-- EXERCISE AIM --
Reproduce every one of the following rows word for word, omitting the pictures from your answer.

-- DATA IN THIS EXERCISE --
-*-

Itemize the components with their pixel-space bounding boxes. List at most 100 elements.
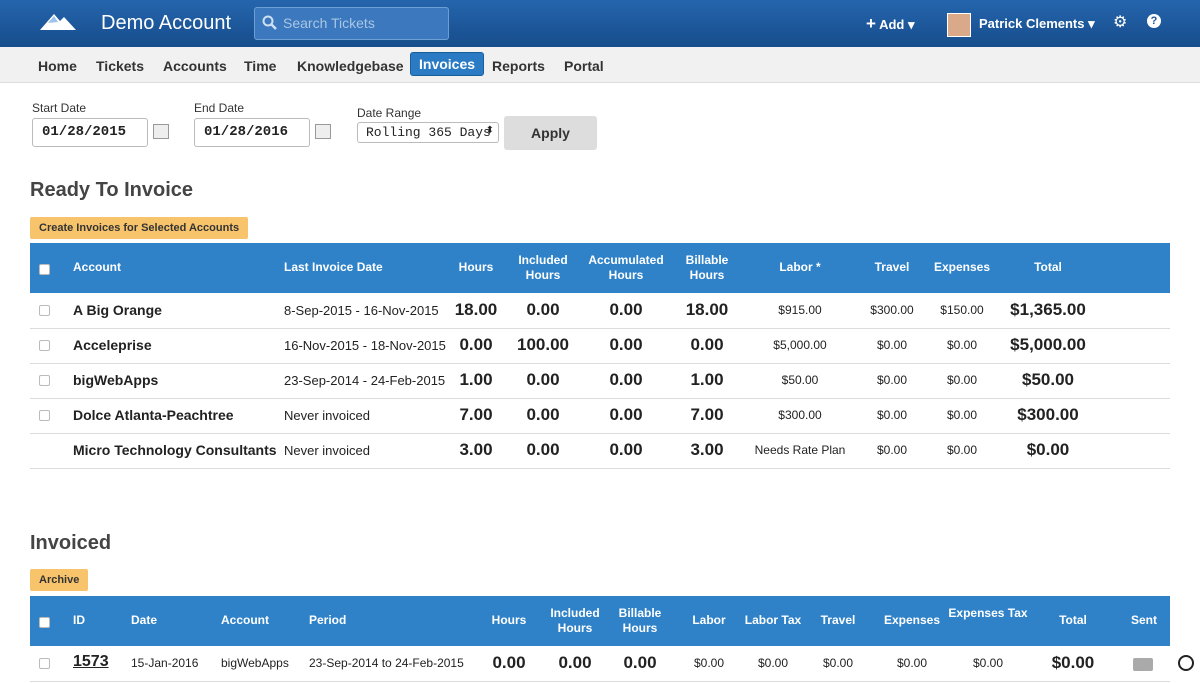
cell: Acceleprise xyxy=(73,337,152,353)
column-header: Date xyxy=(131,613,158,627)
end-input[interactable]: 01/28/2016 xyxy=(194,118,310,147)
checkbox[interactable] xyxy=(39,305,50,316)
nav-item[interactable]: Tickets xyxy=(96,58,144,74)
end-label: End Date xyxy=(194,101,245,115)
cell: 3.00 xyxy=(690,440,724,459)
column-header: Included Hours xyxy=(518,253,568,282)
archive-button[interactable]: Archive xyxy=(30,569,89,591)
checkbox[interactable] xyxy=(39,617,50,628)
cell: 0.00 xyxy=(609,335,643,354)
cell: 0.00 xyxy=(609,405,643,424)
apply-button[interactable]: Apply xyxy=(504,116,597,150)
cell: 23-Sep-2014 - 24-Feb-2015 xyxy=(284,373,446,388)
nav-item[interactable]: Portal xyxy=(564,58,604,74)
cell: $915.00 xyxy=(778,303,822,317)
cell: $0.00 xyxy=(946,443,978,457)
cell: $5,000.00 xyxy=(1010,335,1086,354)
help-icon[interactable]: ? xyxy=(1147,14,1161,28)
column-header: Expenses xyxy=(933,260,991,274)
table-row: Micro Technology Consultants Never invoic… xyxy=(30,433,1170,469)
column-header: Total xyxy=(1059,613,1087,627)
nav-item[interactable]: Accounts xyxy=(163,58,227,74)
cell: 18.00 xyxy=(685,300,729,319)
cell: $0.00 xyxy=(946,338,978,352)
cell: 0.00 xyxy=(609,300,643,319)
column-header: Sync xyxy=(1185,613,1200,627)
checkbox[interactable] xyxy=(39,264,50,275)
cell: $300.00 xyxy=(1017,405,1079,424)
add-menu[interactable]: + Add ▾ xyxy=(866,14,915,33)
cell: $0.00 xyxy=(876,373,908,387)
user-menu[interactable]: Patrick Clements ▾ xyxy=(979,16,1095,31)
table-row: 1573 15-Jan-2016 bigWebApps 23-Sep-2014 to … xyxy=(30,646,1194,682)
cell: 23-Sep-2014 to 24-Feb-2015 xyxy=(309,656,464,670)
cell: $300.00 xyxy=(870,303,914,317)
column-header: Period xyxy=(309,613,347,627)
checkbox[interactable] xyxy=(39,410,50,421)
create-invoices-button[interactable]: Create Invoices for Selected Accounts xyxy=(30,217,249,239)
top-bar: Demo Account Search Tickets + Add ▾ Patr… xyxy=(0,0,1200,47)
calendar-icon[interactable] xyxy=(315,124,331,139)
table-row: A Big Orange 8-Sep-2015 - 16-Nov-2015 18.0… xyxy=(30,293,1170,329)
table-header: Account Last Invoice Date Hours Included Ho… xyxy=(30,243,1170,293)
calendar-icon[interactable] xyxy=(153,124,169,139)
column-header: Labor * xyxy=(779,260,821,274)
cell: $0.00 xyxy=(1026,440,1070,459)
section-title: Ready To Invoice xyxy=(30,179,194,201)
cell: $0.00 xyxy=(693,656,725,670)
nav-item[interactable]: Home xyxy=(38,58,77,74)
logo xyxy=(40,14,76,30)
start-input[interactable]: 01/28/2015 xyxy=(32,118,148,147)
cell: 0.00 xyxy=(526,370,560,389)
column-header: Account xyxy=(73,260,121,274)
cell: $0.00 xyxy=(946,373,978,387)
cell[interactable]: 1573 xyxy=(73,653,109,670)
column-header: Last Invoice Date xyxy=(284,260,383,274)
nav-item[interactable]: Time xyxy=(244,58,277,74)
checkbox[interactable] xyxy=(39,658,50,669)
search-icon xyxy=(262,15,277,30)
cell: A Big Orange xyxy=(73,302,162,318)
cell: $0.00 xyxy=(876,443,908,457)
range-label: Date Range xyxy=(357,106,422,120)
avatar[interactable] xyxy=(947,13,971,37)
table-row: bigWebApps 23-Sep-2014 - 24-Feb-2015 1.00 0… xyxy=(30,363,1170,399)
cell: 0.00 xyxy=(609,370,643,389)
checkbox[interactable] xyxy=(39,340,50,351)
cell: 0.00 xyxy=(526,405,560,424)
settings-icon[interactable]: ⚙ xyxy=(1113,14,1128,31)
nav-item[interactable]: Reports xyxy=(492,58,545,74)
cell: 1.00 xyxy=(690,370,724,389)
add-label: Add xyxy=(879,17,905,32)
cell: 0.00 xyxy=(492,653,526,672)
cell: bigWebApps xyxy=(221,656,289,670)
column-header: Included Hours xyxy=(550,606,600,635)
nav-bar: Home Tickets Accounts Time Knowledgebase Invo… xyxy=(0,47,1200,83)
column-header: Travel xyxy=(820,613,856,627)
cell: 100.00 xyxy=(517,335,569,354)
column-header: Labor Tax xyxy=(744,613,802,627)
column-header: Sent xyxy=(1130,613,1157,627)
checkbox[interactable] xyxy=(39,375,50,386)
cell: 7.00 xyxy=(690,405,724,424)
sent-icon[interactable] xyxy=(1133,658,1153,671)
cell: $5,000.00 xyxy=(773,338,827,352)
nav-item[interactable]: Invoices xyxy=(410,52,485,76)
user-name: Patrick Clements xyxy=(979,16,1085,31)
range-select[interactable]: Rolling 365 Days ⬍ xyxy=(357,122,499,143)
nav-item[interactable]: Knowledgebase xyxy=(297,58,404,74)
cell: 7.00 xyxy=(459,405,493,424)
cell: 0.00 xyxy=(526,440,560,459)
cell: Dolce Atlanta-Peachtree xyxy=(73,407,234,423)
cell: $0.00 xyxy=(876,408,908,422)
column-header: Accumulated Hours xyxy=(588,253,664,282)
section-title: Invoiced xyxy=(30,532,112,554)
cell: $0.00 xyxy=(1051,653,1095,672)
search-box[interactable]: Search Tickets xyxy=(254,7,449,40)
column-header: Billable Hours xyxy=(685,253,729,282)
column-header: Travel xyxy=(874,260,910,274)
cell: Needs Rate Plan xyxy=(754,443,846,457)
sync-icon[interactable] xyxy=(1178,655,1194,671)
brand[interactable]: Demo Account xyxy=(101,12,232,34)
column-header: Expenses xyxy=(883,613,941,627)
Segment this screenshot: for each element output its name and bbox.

-*-

-- RESPONSE --
Itemize the components with their pixel-space bounding boxes. List at most 100 elements.
cell: Acceleprise xyxy=(73,337,152,353)
column-header: Date xyxy=(131,613,158,627)
end-input[interactable]: 01/28/2016 xyxy=(194,118,310,147)
checkbox[interactable] xyxy=(39,305,50,316)
nav-item[interactable]: Tickets xyxy=(96,58,144,74)
end-label: End Date xyxy=(194,101,245,115)
cell: 3.00 xyxy=(690,440,724,459)
column-header: Included Hours xyxy=(518,253,568,282)
archive-button[interactable]: Archive xyxy=(30,569,89,591)
checkbox[interactable] xyxy=(39,617,50,628)
cell: 0.00 xyxy=(609,335,643,354)
cell: 0.00 xyxy=(609,405,643,424)
apply-button[interactable]: Apply xyxy=(504,116,597,150)
cell: 23-Sep-2014 - 24-Feb-2015 xyxy=(284,373,446,388)
nav-item[interactable]: Portal xyxy=(564,58,604,74)
cell: $915.00 xyxy=(778,303,822,317)
cell: $0.00 xyxy=(946,443,978,457)
cell: $5,000.00 xyxy=(1010,335,1086,354)
help-icon[interactable]: ? xyxy=(1147,14,1161,28)
column-header: Expenses xyxy=(933,260,991,274)
table-row: Micro Technology Consultants Never invoic… xyxy=(30,433,1170,469)
column-header: Total xyxy=(1059,613,1087,627)
nav-item[interactable]: Accounts xyxy=(163,58,227,74)
cell: 18.00 xyxy=(685,300,729,319)
cell: $0.00 xyxy=(946,338,978,352)
cell: 0.00 xyxy=(609,300,643,319)
column-header: Sync xyxy=(1185,613,1200,627)
checkbox[interactable] xyxy=(39,264,50,275)
cell: $300.00 xyxy=(1017,405,1079,424)
add-menu[interactable]: + Add ▾ xyxy=(866,14,915,33)
cell: $0.00 xyxy=(876,373,908,387)
user-menu[interactable]: Patrick Clements ▾ xyxy=(979,16,1095,31)
table-row: 1573 15-Jan-2016 bigWebApps 23-Sep-2014 to … xyxy=(30,646,1194,682)
cell: 23-Sep-2014 to 24-Feb-2015 xyxy=(309,656,464,670)
cell: $300.00 xyxy=(870,303,914,317)
column-header: Period xyxy=(309,613,347,627)
checkbox[interactable] xyxy=(39,410,50,421)
create-invoices-button[interactable]: Create Invoices for Selected Accounts xyxy=(30,217,249,239)
top-bar: Demo Account Search Tickets + Add ▾ Patr… xyxy=(0,0,1200,47)
calendar-icon[interactable] xyxy=(315,124,331,139)
table-row: A Big Orange 8-Sep-2015 - 16-Nov-2015 18.0… xyxy=(30,293,1170,329)
table-header: Account Last Invoice Date Hours Included Ho… xyxy=(30,243,1170,293)
calendar-icon[interactable] xyxy=(153,124,169,139)
column-header: Labor * xyxy=(779,260,821,274)
cell: $0.00 xyxy=(1026,440,1070,459)
section-title: Ready To Invoice xyxy=(30,179,194,201)
cell: $0.00 xyxy=(693,656,725,670)
nav-item[interactable]: Home xyxy=(38,58,77,74)
logo xyxy=(40,14,76,30)
start-input[interactable]: 01/28/2015 xyxy=(32,118,148,147)
cell: 0.00 xyxy=(526,370,560,389)
column-header: Account xyxy=(73,260,121,274)
cell: $0.00 xyxy=(946,373,978,387)
cell[interactable]: 1573 xyxy=(73,653,109,670)
column-header: Last Invoice Date xyxy=(284,260,383,274)
nav-item[interactable]: Time xyxy=(244,58,277,74)
checkbox[interactable] xyxy=(39,658,50,669)
search-icon xyxy=(262,15,277,30)
cell: A Big Orange xyxy=(73,302,162,318)
cell: $0.00 xyxy=(876,443,908,457)
range-label: Date Range xyxy=(357,106,422,120)
avatar[interactable] xyxy=(947,13,971,37)
table-row: bigWebApps 23-Sep-2014 - 24-Feb-2015 1.00 0… xyxy=(30,363,1170,399)
cell: 0.00 xyxy=(609,370,643,389)
checkbox[interactable] xyxy=(39,340,50,351)
cell: 0.00 xyxy=(526,405,560,424)
settings-icon[interactable]: ⚙ xyxy=(1113,14,1128,31)
nav-item[interactable]: Reports xyxy=(492,58,545,74)
cell: 1.00 xyxy=(690,370,724,389)
add-label: Add xyxy=(879,17,905,32)
cell: 0.00 xyxy=(492,653,526,672)
cell: bigWebApps xyxy=(221,656,289,670)
column-header: Included Hours xyxy=(550,606,600,635)
nav-bar: Home Tickets Accounts Time Knowledgebase Invo… xyxy=(0,47,1200,83)
column-header: Travel xyxy=(820,613,856,627)
cell: 100.00 xyxy=(517,335,569,354)
column-header: Labor Tax xyxy=(744,613,802,627)
column-header: Sent xyxy=(1130,613,1157,627)
checkbox[interactable] xyxy=(39,375,50,386)
cell: 7.00 xyxy=(690,405,724,424)
sent-icon[interactable] xyxy=(1133,658,1153,671)
cell: $5,000.00 xyxy=(773,338,827,352)
nav-item[interactable]: Invoices xyxy=(410,52,485,76)
user-name: Patrick Clements xyxy=(979,16,1085,31)
range-select[interactable]: Rolling 365 Days ⬍ xyxy=(357,122,499,143)
nav-item[interactable]: Knowledgebase xyxy=(297,58,404,74)
cell: 7.00 xyxy=(459,405,493,424)
cell: 0.00 xyxy=(526,440,560,459)
cell: Dolce Atlanta-Peachtree xyxy=(73,407,234,423)
cell: $0.00 xyxy=(876,408,908,422)
column-header: Accumulated Hours xyxy=(588,253,664,282)
section-title: Invoiced xyxy=(30,532,112,554)
cell: $0.00 xyxy=(1051,653,1095,672)
search-box[interactable]: Search Tickets xyxy=(254,7,449,40)
column-header: Billable Hours xyxy=(685,253,729,282)
column-header: Travel xyxy=(874,260,910,274)
cell: Needs Rate Plan xyxy=(754,443,846,457)
sync-icon[interactable] xyxy=(1178,655,1194,671)
brand[interactable]: Demo Account xyxy=(101,12,232,34)
column-header: Expenses xyxy=(883,613,941,627)
Segment this screenshot: for each element output its name and bbox.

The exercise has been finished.